== DIRECTIONS ==
Reproduce the material below in full, swapping each "annotation-note" for "annotation-label" and leaving everything else untouched.

== EXCERPTED RECORDS ==
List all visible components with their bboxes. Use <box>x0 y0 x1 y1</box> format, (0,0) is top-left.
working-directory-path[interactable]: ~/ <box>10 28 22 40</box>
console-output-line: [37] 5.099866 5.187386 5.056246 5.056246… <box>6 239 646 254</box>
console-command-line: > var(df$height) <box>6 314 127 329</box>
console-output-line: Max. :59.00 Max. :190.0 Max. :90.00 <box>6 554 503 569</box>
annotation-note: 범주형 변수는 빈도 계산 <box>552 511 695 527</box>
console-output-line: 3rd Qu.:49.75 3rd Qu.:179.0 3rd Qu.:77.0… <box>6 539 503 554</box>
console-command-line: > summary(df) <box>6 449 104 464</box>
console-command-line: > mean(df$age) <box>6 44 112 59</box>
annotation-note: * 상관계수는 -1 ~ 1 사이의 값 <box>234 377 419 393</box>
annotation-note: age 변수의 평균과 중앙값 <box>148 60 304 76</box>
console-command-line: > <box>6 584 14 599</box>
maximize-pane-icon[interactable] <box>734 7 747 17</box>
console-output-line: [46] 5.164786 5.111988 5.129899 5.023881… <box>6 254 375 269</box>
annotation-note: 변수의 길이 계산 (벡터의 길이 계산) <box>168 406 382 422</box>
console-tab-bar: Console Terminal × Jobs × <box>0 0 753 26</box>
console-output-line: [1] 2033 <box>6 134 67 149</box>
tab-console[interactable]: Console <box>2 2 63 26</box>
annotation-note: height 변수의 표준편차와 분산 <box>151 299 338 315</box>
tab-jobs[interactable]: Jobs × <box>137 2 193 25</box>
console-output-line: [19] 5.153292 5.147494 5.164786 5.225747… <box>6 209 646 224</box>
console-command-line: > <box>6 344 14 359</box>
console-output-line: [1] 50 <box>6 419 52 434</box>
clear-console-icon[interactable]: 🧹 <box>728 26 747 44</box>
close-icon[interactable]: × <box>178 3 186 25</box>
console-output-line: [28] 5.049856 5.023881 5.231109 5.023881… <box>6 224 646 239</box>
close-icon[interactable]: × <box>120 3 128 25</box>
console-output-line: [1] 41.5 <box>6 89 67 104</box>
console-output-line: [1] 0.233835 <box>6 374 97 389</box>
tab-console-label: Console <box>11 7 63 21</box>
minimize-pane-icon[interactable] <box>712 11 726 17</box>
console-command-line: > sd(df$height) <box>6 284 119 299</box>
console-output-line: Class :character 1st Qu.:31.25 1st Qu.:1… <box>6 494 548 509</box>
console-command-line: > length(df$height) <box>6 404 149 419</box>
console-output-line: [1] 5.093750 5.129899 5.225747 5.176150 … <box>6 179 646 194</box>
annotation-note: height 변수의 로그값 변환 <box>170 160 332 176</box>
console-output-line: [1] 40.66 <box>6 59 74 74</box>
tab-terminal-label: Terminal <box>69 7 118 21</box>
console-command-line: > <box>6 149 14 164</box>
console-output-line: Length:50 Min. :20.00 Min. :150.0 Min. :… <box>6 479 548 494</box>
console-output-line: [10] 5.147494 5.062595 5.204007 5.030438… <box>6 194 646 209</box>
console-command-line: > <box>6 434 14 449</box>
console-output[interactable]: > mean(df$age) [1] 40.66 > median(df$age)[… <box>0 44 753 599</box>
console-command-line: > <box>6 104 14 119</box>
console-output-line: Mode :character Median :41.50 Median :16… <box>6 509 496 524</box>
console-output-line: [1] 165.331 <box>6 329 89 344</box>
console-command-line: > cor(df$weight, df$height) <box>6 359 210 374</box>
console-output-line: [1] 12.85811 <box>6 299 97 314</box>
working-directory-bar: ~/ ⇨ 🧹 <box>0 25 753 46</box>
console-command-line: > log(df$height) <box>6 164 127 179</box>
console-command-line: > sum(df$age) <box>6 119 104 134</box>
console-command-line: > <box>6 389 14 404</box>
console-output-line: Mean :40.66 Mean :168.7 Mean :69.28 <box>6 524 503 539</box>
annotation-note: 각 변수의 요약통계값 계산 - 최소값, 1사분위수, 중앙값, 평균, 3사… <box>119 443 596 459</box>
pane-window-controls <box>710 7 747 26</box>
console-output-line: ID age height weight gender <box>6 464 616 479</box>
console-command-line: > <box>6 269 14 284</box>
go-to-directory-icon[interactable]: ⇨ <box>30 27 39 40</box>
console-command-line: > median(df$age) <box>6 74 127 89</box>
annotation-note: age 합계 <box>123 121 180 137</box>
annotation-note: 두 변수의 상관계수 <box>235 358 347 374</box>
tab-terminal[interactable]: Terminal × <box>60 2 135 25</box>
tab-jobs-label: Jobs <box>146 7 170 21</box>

== RESPONSE TO THIS EXERCISE ==
List all visible components with their bboxes. Use <box>x0 y0 x1 y1</box> format, (0,0) is top-left.
working-directory-path[interactable]: ~/ <box>10 28 22 40</box>
console-output-line: [37] 5.099866 5.187386 5.056246 5.056246… <box>6 239 646 254</box>
console-command-line: > var(df$height) <box>6 314 127 329</box>
console-output-line: Max. :59.00 Max. :190.0 Max. :90.00 <box>6 554 503 569</box>
annotation-label: 범주형 변수는 빈도 계산 <box>552 511 695 527</box>
console-output-line: 3rd Qu.:49.75 3rd Qu.:179.0 3rd Qu.:77.0… <box>6 539 503 554</box>
console-command-line: > summary(df) <box>6 449 104 464</box>
console-command-line: > mean(df$age) <box>6 44 112 59</box>
annotation-label: * 상관계수는 -1 ~ 1 사이의 값 <box>234 377 419 393</box>
annotation-label: age 변수의 평균과 중앙값 <box>148 60 304 76</box>
console-command-line: > <box>6 584 14 599</box>
maximize-pane-icon[interactable] <box>734 7 747 17</box>
console-output-line: [46] 5.164786 5.111988 5.129899 5.023881… <box>6 254 375 269</box>
annotation-label: 변수의 길이 계산 (벡터의 길이 계산) <box>168 406 382 422</box>
console-tab-bar: Console Terminal × Jobs × <box>0 0 753 26</box>
console-output-line: [1] 2033 <box>6 134 67 149</box>
tab-console[interactable]: Console <box>2 2 63 26</box>
annotation-label: height 변수의 표준편차와 분산 <box>151 299 338 315</box>
tab-jobs[interactable]: Jobs × <box>137 2 193 25</box>
console-output-line: [19] 5.153292 5.147494 5.164786 5.225747… <box>6 209 646 224</box>
console-command-line: > <box>6 344 14 359</box>
console-output-line: [1] 50 <box>6 419 52 434</box>
clear-console-icon[interactable]: 🧹 <box>728 26 747 44</box>
close-icon[interactable]: × <box>178 3 186 25</box>
console-output-line: [28] 5.049856 5.023881 5.231109 5.023881… <box>6 224 646 239</box>
close-icon[interactable]: × <box>120 3 128 25</box>
console-output-line: [1] 41.5 <box>6 89 67 104</box>
console-output-line: [1] 0.233835 <box>6 374 97 389</box>
tab-console-label: Console <box>11 7 63 21</box>
minimize-pane-icon[interactable] <box>712 11 726 17</box>
console-command-line: > sd(df$height) <box>6 284 119 299</box>
console-output-line: Class :character 1st Qu.:31.25 1st Qu.:1… <box>6 494 548 509</box>
console-command-line: > length(df$height) <box>6 404 149 419</box>
console-output-line: [1] 5.093750 5.129899 5.225747 5.176150 … <box>6 179 646 194</box>
annotation-label: height 변수의 로그값 변환 <box>170 160 332 176</box>
console-output-line: [1] 40.66 <box>6 59 74 74</box>
tab-terminal-label: Terminal <box>69 7 118 21</box>
console-command-line: > <box>6 149 14 164</box>
console-output-line: Length:50 Min. :20.00 Min. :150.0 Min. :… <box>6 479 548 494</box>
console-output-line: [10] 5.147494 5.062595 5.204007 5.030438… <box>6 194 646 209</box>
console-command-line: > <box>6 434 14 449</box>
console-output[interactable]: > mean(df$age) [1] 40.66 > median(df$age)[… <box>0 44 753 599</box>
console-command-line: > <box>6 104 14 119</box>
console-output-line: Mode :character Median :41.50 Median :16… <box>6 509 496 524</box>
console-output-line: [1] 165.331 <box>6 329 89 344</box>
console-command-line: > cor(df$weight, df$height) <box>6 359 210 374</box>
console-output-line: [1] 12.85811 <box>6 299 97 314</box>
working-directory-bar: ~/ ⇨ 🧹 <box>0 25 753 46</box>
console-command-line: > log(df$height) <box>6 164 127 179</box>
console-command-line: > sum(df$age) <box>6 119 104 134</box>
console-command-line: > <box>6 389 14 404</box>
console-output-line: Mean :40.66 Mean :168.7 Mean :69.28 <box>6 524 503 539</box>
annotation-label: 각 변수의 요약통계값 계산 - 최소값, 1사분위수, 중앙값, 평균, 3사… <box>119 443 596 459</box>
pane-window-controls <box>710 7 747 26</box>
console-output-line: ID age height weight gender <box>6 464 616 479</box>
console-command-line: > <box>6 269 14 284</box>
go-to-directory-icon[interactable]: ⇨ <box>30 27 39 40</box>
console-command-line: > median(df$age) <box>6 74 127 89</box>
annotation-label: age 합계 <box>123 121 180 137</box>
annotation-label: 두 변수의 상관계수 <box>235 358 347 374</box>
tab-terminal[interactable]: Terminal × <box>60 2 135 25</box>
tab-jobs-label: Jobs <box>146 7 170 21</box>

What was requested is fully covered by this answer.